= WHAT YOU SHOULD DO =
Pull each line containing "https" out of the data and copy it.

= MATERIALS PROVIDED =
* Start *
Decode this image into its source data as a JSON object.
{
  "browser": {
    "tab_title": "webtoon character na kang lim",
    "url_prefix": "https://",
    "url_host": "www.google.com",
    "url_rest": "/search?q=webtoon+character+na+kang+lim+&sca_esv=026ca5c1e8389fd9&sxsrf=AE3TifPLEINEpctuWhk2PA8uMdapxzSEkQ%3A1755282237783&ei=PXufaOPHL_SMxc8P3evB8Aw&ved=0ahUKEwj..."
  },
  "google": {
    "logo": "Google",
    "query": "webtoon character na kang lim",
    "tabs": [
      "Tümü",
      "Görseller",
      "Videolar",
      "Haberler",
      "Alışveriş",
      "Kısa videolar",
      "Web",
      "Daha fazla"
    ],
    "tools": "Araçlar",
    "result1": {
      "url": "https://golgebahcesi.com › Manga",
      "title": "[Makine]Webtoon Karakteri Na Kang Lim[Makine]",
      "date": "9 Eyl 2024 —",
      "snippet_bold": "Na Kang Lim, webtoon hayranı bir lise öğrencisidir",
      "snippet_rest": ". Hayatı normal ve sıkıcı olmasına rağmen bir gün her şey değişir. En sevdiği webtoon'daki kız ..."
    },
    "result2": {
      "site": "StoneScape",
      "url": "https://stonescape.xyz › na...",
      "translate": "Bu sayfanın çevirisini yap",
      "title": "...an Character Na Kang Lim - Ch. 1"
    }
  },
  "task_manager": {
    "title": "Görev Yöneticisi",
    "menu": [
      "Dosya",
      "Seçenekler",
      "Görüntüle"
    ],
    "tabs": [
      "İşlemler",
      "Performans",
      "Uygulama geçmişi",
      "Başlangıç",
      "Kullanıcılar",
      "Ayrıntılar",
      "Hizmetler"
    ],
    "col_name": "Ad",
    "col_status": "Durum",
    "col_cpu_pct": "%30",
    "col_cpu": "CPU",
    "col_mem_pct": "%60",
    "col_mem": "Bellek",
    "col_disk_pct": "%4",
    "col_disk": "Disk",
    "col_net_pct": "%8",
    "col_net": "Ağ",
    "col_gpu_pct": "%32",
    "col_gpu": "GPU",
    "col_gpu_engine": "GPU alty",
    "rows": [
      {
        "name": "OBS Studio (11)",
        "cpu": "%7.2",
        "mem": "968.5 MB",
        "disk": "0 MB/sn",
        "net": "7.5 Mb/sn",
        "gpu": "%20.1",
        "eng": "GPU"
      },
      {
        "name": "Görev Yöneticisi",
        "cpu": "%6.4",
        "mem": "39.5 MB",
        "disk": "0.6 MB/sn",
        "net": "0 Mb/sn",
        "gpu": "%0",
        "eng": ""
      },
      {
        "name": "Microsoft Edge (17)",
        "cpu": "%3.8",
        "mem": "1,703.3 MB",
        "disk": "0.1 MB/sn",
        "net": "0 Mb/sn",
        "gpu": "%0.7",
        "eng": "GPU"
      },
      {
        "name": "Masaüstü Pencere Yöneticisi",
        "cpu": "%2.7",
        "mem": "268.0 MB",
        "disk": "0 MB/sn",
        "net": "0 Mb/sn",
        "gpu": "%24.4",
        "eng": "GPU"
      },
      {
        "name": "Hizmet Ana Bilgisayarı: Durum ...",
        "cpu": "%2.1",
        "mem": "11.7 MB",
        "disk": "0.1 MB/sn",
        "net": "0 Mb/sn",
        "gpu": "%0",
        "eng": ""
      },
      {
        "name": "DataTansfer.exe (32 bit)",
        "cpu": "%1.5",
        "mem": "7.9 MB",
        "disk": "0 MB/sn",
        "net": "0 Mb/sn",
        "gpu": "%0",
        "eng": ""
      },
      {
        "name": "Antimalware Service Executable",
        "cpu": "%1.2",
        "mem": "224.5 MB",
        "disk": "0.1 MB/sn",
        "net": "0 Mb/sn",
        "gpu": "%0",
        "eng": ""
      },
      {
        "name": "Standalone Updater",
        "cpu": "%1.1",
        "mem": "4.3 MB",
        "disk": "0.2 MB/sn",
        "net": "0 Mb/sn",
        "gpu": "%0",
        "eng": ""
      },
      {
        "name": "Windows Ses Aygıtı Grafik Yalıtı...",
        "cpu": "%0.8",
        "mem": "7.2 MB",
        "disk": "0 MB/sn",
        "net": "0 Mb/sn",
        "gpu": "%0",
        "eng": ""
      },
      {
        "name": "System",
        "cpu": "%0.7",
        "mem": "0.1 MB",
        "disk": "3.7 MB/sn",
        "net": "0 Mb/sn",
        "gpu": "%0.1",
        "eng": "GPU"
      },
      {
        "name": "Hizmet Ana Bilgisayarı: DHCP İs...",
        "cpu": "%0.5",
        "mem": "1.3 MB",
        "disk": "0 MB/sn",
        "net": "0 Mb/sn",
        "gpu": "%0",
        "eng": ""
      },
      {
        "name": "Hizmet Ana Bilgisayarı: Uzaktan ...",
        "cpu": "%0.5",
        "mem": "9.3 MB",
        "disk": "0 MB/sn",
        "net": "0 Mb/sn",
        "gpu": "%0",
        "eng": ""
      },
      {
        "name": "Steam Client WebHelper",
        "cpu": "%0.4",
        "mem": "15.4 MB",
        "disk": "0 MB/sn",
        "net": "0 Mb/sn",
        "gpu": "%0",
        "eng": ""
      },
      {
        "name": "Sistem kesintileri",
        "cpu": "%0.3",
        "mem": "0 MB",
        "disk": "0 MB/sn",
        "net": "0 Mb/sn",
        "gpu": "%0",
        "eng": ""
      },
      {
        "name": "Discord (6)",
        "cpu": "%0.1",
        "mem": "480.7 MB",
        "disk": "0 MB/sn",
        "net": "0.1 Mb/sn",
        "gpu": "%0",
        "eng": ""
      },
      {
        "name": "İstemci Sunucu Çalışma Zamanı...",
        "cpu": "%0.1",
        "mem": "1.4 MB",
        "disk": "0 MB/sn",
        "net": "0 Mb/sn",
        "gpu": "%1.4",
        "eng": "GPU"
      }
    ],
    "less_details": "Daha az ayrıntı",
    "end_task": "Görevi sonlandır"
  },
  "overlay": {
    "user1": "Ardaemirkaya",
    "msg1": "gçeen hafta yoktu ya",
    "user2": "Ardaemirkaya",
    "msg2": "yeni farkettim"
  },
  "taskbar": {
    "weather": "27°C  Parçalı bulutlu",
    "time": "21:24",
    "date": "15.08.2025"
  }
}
* End *
= PROBLEM SOLUTION =
    "url_prefix": "https://",
      "url": "https://golgebahcesi.com › Manga",
      "url": "https://stonescape.xyz › na...",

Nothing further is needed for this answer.